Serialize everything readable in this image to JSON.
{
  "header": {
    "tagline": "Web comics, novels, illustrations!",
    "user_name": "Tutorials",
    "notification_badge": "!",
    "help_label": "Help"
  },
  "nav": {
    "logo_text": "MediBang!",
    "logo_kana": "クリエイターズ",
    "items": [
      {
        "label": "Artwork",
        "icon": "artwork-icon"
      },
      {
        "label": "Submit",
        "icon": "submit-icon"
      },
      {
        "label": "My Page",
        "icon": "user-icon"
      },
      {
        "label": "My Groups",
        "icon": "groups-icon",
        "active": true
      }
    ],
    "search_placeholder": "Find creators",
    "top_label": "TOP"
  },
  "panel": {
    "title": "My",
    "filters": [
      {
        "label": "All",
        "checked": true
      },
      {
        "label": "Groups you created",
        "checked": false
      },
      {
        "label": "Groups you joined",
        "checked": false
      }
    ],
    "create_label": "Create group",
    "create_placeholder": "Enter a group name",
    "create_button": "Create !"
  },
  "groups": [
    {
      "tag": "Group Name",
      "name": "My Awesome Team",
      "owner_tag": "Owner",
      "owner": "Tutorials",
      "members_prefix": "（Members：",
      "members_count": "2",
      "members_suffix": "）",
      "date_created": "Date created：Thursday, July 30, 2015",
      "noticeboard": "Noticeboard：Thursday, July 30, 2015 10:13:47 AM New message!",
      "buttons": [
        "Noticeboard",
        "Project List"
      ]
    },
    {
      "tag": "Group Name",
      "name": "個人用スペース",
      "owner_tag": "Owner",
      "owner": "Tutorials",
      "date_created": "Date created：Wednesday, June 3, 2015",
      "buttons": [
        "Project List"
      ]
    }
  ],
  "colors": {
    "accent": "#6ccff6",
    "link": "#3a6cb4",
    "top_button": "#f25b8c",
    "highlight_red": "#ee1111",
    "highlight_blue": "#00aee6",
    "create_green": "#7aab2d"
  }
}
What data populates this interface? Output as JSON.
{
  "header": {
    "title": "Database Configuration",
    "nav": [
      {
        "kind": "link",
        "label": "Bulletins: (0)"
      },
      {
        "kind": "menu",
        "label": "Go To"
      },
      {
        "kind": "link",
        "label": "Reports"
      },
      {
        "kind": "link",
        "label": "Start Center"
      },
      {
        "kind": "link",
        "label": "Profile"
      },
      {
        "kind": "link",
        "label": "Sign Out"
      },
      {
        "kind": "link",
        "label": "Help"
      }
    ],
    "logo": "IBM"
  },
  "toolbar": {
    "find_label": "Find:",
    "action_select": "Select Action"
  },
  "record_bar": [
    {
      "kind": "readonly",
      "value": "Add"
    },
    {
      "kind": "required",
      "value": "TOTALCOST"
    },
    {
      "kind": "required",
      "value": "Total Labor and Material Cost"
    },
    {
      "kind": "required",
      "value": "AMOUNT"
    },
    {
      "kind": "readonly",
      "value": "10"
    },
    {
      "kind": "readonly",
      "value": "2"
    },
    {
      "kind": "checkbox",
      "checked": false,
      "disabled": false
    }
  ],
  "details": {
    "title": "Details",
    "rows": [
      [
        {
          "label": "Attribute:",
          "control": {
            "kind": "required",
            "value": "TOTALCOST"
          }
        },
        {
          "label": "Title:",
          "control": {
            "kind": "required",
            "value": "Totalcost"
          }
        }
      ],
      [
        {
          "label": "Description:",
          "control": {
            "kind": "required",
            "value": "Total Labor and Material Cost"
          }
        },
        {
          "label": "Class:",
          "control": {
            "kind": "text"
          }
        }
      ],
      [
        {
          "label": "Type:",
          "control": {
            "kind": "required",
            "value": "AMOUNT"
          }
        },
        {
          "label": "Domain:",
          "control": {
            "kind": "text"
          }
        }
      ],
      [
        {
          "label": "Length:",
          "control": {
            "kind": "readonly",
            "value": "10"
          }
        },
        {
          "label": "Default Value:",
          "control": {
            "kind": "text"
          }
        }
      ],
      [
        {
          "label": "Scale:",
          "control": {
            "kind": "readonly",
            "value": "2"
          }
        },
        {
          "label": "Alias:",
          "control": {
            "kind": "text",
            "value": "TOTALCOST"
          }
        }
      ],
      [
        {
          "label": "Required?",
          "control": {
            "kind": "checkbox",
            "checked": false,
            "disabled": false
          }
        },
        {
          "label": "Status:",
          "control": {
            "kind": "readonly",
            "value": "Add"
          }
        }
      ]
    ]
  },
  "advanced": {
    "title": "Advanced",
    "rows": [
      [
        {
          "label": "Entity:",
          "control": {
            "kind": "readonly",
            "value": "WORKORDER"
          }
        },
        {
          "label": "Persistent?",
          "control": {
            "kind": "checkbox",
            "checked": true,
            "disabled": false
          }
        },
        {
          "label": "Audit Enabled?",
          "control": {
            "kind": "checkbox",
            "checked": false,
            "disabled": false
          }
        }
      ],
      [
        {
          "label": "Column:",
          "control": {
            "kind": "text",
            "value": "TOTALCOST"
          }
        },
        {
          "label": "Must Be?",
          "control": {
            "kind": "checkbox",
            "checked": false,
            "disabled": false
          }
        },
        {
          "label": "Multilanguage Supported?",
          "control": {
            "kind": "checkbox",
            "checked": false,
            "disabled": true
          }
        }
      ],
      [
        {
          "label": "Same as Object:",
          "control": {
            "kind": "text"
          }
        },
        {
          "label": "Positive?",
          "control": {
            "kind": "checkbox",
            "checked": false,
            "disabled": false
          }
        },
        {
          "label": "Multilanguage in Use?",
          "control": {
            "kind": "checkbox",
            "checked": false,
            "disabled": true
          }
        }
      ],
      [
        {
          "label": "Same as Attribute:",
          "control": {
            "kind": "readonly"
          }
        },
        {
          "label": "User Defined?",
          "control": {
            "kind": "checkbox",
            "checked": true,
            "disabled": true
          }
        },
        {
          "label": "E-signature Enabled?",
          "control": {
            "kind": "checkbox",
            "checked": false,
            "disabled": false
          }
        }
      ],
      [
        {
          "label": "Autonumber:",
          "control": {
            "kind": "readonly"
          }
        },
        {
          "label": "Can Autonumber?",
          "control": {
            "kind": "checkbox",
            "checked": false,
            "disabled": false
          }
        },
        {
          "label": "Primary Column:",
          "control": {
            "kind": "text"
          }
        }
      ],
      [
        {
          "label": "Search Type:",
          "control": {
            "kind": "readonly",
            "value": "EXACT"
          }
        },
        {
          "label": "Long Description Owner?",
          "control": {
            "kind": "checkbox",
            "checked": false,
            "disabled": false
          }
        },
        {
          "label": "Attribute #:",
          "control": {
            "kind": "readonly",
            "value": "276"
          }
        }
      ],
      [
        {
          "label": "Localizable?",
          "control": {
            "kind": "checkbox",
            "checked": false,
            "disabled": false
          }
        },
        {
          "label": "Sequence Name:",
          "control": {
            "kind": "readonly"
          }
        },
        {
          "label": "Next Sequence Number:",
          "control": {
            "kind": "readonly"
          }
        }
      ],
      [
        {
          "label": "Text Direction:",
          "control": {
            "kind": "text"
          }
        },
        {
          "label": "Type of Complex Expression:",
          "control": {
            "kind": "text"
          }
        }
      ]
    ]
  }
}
☆ ☆ ☆
Task statement
Output all of the data again, exactly.

The result
Serialize everything readable in this image to JSON.
{
  "header": {
    "tagline": "Web comics, novels, illustrations!",
    "user_name": "Tutorials",
    "notification_badge": "!",
    "help_label": "Help"
  },
  "nav": {
    "logo_text": "MediBang!",
    "logo_kana": "クリエイターズ",
    "items": [
      {
        "label": "Artwork",
        "icon": "artwork-icon"
      },
      {
        "label": "Submit",
        "icon": "submit-icon"
      },
      {
        "label": "My Page",
        "icon": "user-icon"
      },
      {
        "label": "My Groups",
        "icon": "groups-icon",
        "active": true
      }
    ],
    "search_placeholder": "Find creators",
    "top_label": "TOP"
  },
  "panel": {
    "title": "My",
    "filters": [
      {
        "label": "All",
        "checked": true
      },
      {
        "label": "Groups you created",
        "checked": false
      },
      {
        "label": "Groups you joined",
        "checked": false
      }
    ],
    "create_label": "Create group",
    "create_placeholder": "Enter a group name",
    "create_button": "Create !"
  },
  "groups": [
    {
      "tag": "Group Name",
      "name": "My Awesome Team",
      "owner_tag": "Owner",
      "owner": "Tutorials",
      "members_prefix": "（Members：",
      "members_count": "2",
      "members_suffix": "）",
      "date_created": "Date created：Thursday, July 30, 2015",
      "noticeboard": "Noticeboard：Thursday, July 30, 2015 10:13:47 AM New message!",
      "buttons": [
        "Noticeboard",
        "Project List"
      ]
    },
    {
      "tag": "Group Name",
      "name": "個人用スペース",
      "owner_tag": "Owner",
      "owner": "Tutorials",
      "date_created": "Date created：Wednesday, June 3, 2015",
      "buttons": [
        "Project List"
      ]
    }
  ],
  "colors": {
    "accent": "#6ccff6",
    "link": "#3a6cb4",
    "top_button": "#f25b8c",
    "highlight_red": "#ee1111",
    "highlight_blue": "#00aee6",
    "create_green": "#7aab2d"
  }
}
What data populates this interface? Output as JSON.
{
  "header": {
    "title": "Database Configuration",
    "nav": [
      {
        "kind": "link",
        "label": "Bulletins: (0)"
      },
      {
        "kind": "menu",
        "label": "Go To"
      },
      {
        "kind": "link",
        "label": "Reports"
      },
      {
        "kind": "link",
        "label": "Start Center"
      },
      {
        "kind": "link",
        "label": "Profile"
      },
      {
        "kind": "link",
        "label": "Sign Out"
      },
      {
        "kind": "link",
        "label": "Help"
      }
    ],
    "logo": "IBM"
  },
  "toolbar": {
    "find_label": "Find:",
    "action_select": "Select Action"
  },
  "record_bar": [
    {
      "kind": "readonly",
      "value": "Add"
    },
    {
      "kind": "required",
      "value": "TOTALCOST"
    },
    {
      "kind": "required",
      "value": "Total Labor and Material Cost"
    },
    {
      "kind": "required",
      "value": "AMOUNT"
    },
    {
      "kind": "readonly",
      "value": "10"
    },
    {
      "kind": "readonly",
      "value": "2"
    },
    {
      "kind": "checkbox",
      "checked": false,
      "disabled": false
    }
  ],
  "details": {
    "title": "Details",
    "rows": [
      [
        {
          "label": "Attribute:",
          "control": {
            "kind": "required",
            "value": "TOTALCOST"
          }
        },
        {
          "label": "Title:",
          "control": {
            "kind": "required",
            "value": "Totalcost"
          }
        }
      ],
      [
        {
          "label": "Description:",
          "control": {
            "kind": "required",
            "value": "Total Labor and Material Cost"
          }
        },
        {
          "label": "Class:",
          "control": {
            "kind": "text"
          }
        }
      ],
      [
        {
          "label": "Type:",
          "control": {
            "kind": "required",
            "value": "AMOUNT"
          }
        },
        {
          "label": "Domain:",
          "control": {
            "kind": "text"
          }
        }
      ],
      [
        {
          "label": "Length:",
          "control": {
            "kind": "readonly",
            "value": "10"
          }
        },
        {
          "label": "Default Value:",
          "control": {
            "kind": "text"
          }
        }
      ],
      [
        {
          "label": "Scale:",
          "control": {
            "kind": "readonly",
            "value": "2"
          }
        },
        {
          "label": "Alias:",
          "control": {
            "kind": "text",
            "value": "TOTALCOST"
          }
        }
      ],
      [
        {
          "label": "Required?",
          "control": {
            "kind": "checkbox",
            "checked": false,
            "disabled": false
          }
        },
        {
          "label": "Status:",
          "control": {
            "kind": "readonly",
            "value": "Add"
          }
        }
      ]
    ]
  },
  "advanced": {
    "title": "Advanced",
    "rows": [
      [
        {
          "label": "Entity:",
          "control": {
            "kind": "readonly",
            "value": "WORKORDER"
          }
        },
        {
          "label": "Persistent?",
          "control": {
            "kind": "checkbox",
            "checked": true,
            "disabled": false
          }
        },
        {
          "label": "Audit Enabled?",
          "control": {
            "kind": "checkbox",
            "checked": false,
            "disabled": false
          }
        }
      ],
      [
        {
          "label": "Column:",
          "control": {
            "kind": "text",
            "value": "TOTALCOST"
          }
        },
        {
          "label": "Must Be?",
          "control": {
            "kind": "checkbox",
            "checked": false,
            "disabled": false
          }
        },
        {
          "label": "Multilanguage Supported?",
          "control": {
            "kind": "checkbox",
            "checked": false,
            "disabled": true
          }
        }
      ],
      [
        {
          "label": "Same as Object:",
          "control": {
            "kind": "text"
          }
        },
        {
          "label": "Positive?",
          "control": {
            "kind": "checkbox",
            "checked": false,
            "disabled": false
          }
        },
        {
          "label": "Multilanguage in Use?",
          "control": {
            "kind": "checkbox",
            "checked": false,
            "disabled": true
          }
        }
      ],
      [
        {
          "label": "Same as Attribute:",
          "control": {
            "kind": "readonly"
          }
        },
        {
          "label": "User Defined?",
          "control": {
            "kind": "checkbox",
            "checked": true,
            "disabled": true
          }
        },
        {
          "label": "E-signature Enabled?",
          "control": {
            "kind": "checkbox",
            "checked": false,
            "disabled": false
          }
        }
      ],
      [
        {
          "label": "Autonumber:",
          "control": {
            "kind": "readonly"
          }
        },
        {
          "label": "Can Autonumber?",
          "control": {
            "kind": "checkbox",
            "checked": false,
            "disabled": false
          }
        },
        {
          "label": "Primary Column:",
          "control": {
            "kind": "text"
          }
        }
      ],
      [
        {
          "label": "Search Type:",
          "control": {
            "kind": "readonly",
            "value": "EXACT"
          }
        },
        {
          "label": "Long Description Owner?",
          "control": {
            "kind": "checkbox",
            "checked": false,
            "disabled": false
          }
        },
        {
          "label": "Attribute #:",
          "control": {
            "kind": "readonly",
            "value": "276"
          }
        }
      ],
      [
        {
          "label": "Localizable?",
          "control": {
            "kind": "checkbox",
            "checked": false,
            "disabled": false
          }
        },
        {
          "label": "Sequence Name:",
          "control": {
            "kind": "readonly"
          }
        },
        {
          "label": "Next Sequence Number:",
          "control": {
            "kind": "readonly"
          }
        }
      ],
      [
        {
          "label": "Text Direction:",
          "control": {
            "kind": "text"
          }
        },
        {
          "label": "Type of Complex Expression:",
          "control": {
            "kind": "text"
          }
        }
      ]
    ]
  }
}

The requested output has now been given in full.